* _Source extract_:

※ ※ ※

Miss Medusa: A Twisted Texas Comic

Miss Medusa: A Twisted Texas Comic

Even in the world of underground Texas comics, Paul Hanley and Matt Frank stand out. Their creation, Miss Medusa’s Monstrous Menagerie has been a runaway hit on Kickstarter thanks to its inventive and edgy premise, as well Hanley’s incredible art style. Now, it’s finally on sale for the general public at Laguna Studios.

Set in the south in the 1960s, Miss Medusa focuses on a group of “mythics,” legendary beasts and cryptids that now work in traveling carnivals. Previously, they had aided the Allies in World War II, immigrating to the United States after the fall of the Reich. This circus is run by the titular Miss Medusa (legal name Gina Tatpolous), a voluptuous gorgon who rules her clan of creatures with an iron fist in a white magician’s glove.

“She’s a ruthless, anything-goes capitalist with low regard for employee unions,” says Hanley. “I’m sure she has stuff by Napoleon Hill and Ayn Rand on that big bookshelf in her office. And like most circuses of the time, there’s all sorts of thorny questions about issues like cultural appropriation, animal treatment, etc. But on the flip side, she’d have zero liking for dickheads like George Wallace or Edwin Walker.”

Hanley’s career started as something of a carnie himself. An army brat who moved around the country before settling in Austin in 1997, he began by drawing his own weird comics in high school, eventually graduating to working on Buckaroo Banzai in 2008. That led to eight years as a cover artist for licensed properties like Godzilla, Judge Dredd, and his most well-known work, Doctor Who. Though technically in the industry, Hanley made most of his living on the convention circuit selling prints, getting increasingly frustrated as his ideas were shot down by publishers. 

“That convinced me that licensed comics (and big comic companies in general) were a lousy gamble for a career, because you could bring your absolute best game to a project and things still might not work out because of factors that had nothing to do with the work,” he says.

Conventions led to the beginning of Miss Medusa. Hanley had become fast friends with Frank, a San Antonio-based writer and artist who also worked on Godzilla. Like Hanley, Frank had a penchant for the weird and uncanny. He drew an image of a gorgon ringmaster for one of their mutual convention appearances in San Antonio, and the idea stuck.

“I was trying to conceptualize something outside of my usual wheelhouse, but still well within my capabilities to illustrate and have fun with,” he says. “Paul took that early idea and the handful of characters I was tossing around and added so much depth and complexity and nuance in a way that was much more his style of deep-lore worldbuilding. He really made it into what it’s become.”

※ ※ ※

* _Work instructions_:
a) Copy out the records word for word, from their first line through the line containing "y-tick-label: 12.05 [369, 356, 394, 368]".
b) Pick up the article on the Miss Medusa comic right after its final sentence.

* _Data for this exercise_:

※ ※ ※

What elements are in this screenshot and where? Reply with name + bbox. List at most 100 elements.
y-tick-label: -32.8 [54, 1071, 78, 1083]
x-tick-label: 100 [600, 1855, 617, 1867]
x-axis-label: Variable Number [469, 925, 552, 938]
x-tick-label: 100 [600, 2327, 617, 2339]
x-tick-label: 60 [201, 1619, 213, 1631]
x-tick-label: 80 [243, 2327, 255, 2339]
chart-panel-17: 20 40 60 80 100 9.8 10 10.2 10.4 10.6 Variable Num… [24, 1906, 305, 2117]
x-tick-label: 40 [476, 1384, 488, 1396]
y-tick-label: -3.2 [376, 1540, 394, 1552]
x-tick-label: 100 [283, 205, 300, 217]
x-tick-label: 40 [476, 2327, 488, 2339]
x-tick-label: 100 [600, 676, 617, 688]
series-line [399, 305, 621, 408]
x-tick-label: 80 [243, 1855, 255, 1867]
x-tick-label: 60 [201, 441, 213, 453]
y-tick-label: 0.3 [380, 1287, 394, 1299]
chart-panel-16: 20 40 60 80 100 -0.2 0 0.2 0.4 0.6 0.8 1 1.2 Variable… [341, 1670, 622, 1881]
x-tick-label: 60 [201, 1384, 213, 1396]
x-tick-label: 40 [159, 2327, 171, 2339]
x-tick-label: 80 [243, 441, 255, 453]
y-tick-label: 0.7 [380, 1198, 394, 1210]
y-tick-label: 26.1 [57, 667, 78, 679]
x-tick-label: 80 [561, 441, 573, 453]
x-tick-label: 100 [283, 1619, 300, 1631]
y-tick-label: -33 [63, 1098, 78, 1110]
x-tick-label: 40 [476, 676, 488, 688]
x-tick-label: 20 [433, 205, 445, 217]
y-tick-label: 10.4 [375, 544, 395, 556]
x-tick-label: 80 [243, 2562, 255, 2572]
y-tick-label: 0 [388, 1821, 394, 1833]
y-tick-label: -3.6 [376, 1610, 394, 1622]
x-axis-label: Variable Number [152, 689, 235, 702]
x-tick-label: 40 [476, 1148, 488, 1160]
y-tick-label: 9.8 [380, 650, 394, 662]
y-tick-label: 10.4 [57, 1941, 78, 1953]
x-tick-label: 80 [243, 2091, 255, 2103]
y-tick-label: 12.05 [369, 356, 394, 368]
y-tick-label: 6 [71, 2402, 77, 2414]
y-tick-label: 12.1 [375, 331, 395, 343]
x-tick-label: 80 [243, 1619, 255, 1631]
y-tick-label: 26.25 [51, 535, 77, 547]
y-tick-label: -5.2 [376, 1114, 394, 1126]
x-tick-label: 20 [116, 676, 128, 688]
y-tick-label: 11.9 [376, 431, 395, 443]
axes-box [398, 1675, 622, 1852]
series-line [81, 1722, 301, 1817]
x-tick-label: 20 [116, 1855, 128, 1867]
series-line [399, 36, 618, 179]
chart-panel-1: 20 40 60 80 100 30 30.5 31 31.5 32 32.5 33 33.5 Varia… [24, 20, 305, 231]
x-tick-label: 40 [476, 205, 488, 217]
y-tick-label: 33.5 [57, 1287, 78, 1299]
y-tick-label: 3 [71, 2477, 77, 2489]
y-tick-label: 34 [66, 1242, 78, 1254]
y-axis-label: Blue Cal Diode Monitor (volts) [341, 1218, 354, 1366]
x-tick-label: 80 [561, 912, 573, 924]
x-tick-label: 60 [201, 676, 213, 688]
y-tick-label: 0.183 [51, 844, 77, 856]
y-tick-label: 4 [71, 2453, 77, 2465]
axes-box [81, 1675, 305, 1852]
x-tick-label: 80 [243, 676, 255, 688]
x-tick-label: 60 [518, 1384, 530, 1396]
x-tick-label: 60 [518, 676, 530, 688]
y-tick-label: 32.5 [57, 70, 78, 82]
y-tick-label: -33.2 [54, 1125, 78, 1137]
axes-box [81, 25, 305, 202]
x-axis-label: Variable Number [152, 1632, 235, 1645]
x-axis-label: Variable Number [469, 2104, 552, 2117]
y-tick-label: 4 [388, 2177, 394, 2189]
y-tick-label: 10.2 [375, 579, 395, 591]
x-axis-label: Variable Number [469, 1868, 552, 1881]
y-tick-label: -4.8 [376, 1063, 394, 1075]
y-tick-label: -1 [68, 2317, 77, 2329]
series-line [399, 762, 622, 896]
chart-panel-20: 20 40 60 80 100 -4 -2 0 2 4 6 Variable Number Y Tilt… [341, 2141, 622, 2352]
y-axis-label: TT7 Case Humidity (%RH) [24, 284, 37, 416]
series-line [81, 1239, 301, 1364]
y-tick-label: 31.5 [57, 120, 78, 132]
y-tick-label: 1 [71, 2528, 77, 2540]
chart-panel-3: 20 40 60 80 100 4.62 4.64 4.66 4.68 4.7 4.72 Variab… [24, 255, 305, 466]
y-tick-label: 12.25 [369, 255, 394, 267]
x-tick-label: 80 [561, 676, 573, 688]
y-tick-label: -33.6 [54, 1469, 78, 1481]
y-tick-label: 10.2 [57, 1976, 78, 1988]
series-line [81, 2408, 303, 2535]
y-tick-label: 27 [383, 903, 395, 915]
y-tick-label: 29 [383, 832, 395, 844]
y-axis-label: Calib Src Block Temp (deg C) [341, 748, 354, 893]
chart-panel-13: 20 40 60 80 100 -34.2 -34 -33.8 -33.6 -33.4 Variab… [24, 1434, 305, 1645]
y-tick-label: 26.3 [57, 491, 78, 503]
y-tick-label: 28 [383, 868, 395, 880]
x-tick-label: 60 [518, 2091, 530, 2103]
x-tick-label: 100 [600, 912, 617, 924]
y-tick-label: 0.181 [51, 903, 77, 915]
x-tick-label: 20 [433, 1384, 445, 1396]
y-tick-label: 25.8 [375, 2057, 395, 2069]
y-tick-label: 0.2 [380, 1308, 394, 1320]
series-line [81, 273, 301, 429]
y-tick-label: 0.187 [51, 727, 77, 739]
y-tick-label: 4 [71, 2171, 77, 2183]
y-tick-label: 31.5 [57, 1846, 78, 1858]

※ ※ ※

* _Task responses_:
a)
What elements are in this screenshot and where? Reply with name + bbox. List at most 100 elements.
y-tick-label: -32.8 [54, 1071, 78, 1083]
x-tick-label: 100 [600, 1855, 617, 1867]
x-axis-label: Variable Number [469, 925, 552, 938]
x-tick-label: 100 [600, 2327, 617, 2339]
x-tick-label: 60 [201, 1619, 213, 1631]
x-tick-label: 80 [243, 2327, 255, 2339]
chart-panel-17: 20 40 60 80 100 9.8 10 10.2 10.4 10.6 Variable Num… [24, 1906, 305, 2117]
x-tick-label: 40 [476, 1384, 488, 1396]
y-tick-label: -3.2 [376, 1540, 394, 1552]
x-tick-label: 100 [283, 205, 300, 217]
x-tick-label: 40 [476, 2327, 488, 2339]
x-tick-label: 100 [600, 676, 617, 688]
series-line [399, 305, 621, 408]
x-tick-label: 80 [243, 1855, 255, 1867]
x-tick-label: 60 [201, 441, 213, 453]
y-tick-label: 0.3 [380, 1287, 394, 1299]
chart-panel-16: 20 40 60 80 100 -0.2 0 0.2 0.4 0.6 0.8 1 1.2 Variable… [341, 1670, 622, 1881]
x-tick-label: 60 [201, 1384, 213, 1396]
x-tick-label: 40 [159, 2327, 171, 2339]
x-tick-label: 80 [243, 441, 255, 453]
y-tick-label: 0.7 [380, 1198, 394, 1210]
y-tick-label: 26.1 [57, 667, 78, 679]
x-tick-label: 80 [561, 441, 573, 453]
x-tick-label: 100 [283, 1619, 300, 1631]
y-tick-label: -33 [63, 1098, 78, 1110]
x-tick-label: 40 [476, 676, 488, 688]
x-tick-label: 20 [433, 205, 445, 217]
y-tick-label: 10.4 [375, 544, 395, 556]
x-tick-label: 80 [243, 2562, 255, 2572]
y-tick-label: 0 [388, 1821, 394, 1833]
y-tick-label: -3.6 [376, 1610, 394, 1622]
x-axis-label: Variable Number [152, 689, 235, 702]
x-tick-label: 40 [476, 1148, 488, 1160]
y-tick-label: 9.8 [380, 650, 394, 662]
y-tick-label: 10.4 [57, 1941, 78, 1953]
x-tick-label: 80 [243, 2091, 255, 2103]
y-tick-label: 12.05 [369, 356, 394, 368]

b)
Hanley is now the main driving force behind Miss Medusa, but he is always quick to hand Frank credit, fearful of his friend “getting Bill Fingered,” referring to the erasure of one of Batman’s creators for much of The Dark Knight’s history.

It’s one thing to have an idea, and another to know what to do with it. Hanley threw himself into the creation of Miss Medusa, researching carnivals through books like Bruce Feiler’s Under the Big Top and Arthur H. Lewis’s Carnival. The more he got into the nitty gritty of what running a show entitled, the more he said the plot wrote itself as a twisted workplace dramedy. The rest was filled in by the oppressive politics many minorities faced in the south, something that would definitely have affected the menagerie in real life.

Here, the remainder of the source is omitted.